**Given data**

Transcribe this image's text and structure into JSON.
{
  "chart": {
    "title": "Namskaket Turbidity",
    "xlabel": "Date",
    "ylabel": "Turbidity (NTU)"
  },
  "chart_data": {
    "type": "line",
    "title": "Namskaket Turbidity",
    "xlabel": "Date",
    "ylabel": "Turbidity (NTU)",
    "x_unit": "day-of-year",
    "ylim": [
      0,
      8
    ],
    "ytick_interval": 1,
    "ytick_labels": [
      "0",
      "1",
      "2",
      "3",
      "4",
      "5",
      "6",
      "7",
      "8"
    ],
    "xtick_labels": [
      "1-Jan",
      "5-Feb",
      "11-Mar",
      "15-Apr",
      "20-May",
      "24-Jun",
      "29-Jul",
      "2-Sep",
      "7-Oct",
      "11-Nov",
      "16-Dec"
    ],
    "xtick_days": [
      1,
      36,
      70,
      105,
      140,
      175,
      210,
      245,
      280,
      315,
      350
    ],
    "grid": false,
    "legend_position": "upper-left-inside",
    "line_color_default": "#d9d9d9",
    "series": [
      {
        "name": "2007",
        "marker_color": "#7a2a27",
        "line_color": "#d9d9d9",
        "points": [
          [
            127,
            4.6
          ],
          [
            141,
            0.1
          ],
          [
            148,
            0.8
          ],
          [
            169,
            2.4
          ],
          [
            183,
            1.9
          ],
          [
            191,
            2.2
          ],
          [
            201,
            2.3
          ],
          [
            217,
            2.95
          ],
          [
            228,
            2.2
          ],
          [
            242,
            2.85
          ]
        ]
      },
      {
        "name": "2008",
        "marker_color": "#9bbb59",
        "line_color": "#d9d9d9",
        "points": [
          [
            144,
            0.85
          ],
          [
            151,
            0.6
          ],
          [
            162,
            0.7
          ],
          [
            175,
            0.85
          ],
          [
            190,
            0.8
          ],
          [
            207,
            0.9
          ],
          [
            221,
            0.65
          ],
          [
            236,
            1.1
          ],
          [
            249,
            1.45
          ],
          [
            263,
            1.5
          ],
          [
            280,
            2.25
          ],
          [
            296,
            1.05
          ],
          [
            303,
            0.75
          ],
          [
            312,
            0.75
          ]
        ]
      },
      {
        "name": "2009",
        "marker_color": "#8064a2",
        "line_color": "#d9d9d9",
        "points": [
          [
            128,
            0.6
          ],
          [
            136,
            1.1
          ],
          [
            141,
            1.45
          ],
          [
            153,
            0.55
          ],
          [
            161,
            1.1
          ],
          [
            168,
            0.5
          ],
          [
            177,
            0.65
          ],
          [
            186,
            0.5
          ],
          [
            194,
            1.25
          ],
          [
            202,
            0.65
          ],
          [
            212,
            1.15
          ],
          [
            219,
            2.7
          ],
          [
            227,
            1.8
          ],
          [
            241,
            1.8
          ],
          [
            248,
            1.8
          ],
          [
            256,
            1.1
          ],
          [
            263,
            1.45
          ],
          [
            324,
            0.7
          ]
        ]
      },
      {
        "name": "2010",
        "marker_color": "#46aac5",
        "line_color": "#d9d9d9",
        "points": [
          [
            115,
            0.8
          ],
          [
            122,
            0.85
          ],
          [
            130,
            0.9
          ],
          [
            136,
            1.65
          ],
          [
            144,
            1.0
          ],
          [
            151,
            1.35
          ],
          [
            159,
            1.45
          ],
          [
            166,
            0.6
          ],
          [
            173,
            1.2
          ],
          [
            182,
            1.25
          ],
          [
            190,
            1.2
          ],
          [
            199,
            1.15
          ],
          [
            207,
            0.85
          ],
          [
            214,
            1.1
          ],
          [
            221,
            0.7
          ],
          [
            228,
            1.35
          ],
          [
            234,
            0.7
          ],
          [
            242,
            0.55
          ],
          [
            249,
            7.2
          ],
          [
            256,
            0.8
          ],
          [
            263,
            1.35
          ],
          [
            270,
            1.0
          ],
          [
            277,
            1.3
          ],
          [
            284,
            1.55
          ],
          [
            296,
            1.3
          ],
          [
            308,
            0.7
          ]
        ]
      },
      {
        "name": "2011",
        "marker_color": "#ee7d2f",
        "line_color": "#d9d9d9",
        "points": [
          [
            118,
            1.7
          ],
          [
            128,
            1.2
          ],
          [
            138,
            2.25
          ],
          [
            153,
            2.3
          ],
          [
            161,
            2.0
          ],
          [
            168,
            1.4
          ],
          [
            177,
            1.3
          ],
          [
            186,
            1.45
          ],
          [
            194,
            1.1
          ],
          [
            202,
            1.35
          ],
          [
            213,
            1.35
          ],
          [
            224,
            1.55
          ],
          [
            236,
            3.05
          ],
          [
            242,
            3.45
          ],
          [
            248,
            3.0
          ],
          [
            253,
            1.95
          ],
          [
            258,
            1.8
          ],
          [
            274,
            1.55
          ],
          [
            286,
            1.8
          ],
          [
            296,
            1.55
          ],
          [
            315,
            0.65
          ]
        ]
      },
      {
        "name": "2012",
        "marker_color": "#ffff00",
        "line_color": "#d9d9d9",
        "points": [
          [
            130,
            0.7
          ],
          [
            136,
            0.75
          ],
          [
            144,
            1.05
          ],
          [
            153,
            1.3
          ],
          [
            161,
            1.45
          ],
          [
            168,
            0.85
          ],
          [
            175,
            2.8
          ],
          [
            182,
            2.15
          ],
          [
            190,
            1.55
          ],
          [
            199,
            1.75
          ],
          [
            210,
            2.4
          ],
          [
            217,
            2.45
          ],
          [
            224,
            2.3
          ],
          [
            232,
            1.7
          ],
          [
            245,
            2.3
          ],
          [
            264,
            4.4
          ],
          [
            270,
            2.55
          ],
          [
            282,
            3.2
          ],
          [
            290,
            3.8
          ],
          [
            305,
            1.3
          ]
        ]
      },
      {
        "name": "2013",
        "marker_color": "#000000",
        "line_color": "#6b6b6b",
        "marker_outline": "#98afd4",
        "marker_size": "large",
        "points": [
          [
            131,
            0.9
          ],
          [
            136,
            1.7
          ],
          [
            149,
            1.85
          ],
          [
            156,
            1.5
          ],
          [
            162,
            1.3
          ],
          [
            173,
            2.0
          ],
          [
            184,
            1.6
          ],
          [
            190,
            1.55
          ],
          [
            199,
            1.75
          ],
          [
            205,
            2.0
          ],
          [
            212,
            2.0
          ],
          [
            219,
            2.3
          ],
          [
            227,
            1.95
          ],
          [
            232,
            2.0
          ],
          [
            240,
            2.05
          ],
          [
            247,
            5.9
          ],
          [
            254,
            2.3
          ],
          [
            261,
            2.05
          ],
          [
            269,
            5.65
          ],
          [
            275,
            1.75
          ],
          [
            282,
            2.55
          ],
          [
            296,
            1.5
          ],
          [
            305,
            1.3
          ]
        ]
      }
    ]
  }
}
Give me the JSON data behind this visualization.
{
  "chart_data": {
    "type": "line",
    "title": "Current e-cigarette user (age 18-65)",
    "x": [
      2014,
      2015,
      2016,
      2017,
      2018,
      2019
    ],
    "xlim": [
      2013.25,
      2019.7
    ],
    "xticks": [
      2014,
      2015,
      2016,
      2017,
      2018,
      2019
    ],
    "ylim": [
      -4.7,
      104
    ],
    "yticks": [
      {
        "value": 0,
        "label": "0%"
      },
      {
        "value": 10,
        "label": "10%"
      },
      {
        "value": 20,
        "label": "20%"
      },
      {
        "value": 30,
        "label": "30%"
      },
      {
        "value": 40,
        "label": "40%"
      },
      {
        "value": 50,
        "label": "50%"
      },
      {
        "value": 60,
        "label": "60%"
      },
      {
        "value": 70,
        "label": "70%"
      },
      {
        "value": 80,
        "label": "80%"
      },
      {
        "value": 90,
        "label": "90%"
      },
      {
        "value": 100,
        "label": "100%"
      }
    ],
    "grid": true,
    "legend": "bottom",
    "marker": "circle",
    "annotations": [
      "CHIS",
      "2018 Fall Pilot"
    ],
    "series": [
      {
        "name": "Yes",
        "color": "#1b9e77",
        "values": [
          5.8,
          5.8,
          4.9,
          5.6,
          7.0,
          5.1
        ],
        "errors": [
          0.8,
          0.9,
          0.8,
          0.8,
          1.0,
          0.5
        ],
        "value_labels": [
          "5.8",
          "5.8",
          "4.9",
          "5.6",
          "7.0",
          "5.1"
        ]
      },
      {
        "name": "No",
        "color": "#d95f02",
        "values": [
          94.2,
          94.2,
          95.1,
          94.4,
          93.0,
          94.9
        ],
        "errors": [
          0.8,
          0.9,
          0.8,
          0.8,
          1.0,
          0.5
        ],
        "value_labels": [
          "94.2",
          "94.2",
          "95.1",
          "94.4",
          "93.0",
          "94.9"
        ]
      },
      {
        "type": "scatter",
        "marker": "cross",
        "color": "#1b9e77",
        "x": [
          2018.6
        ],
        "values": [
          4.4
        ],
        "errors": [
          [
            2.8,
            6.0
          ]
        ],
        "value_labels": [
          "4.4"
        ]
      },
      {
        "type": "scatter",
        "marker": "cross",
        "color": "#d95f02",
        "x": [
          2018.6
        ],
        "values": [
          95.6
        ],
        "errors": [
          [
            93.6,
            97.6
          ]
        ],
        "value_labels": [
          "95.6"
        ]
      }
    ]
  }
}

**Exercise details**
Report each line of the material above where the word "this" appears.

**Solved exercise**
Transcribe this image's text and structure into JSON.
Give me the JSON data behind this visualization.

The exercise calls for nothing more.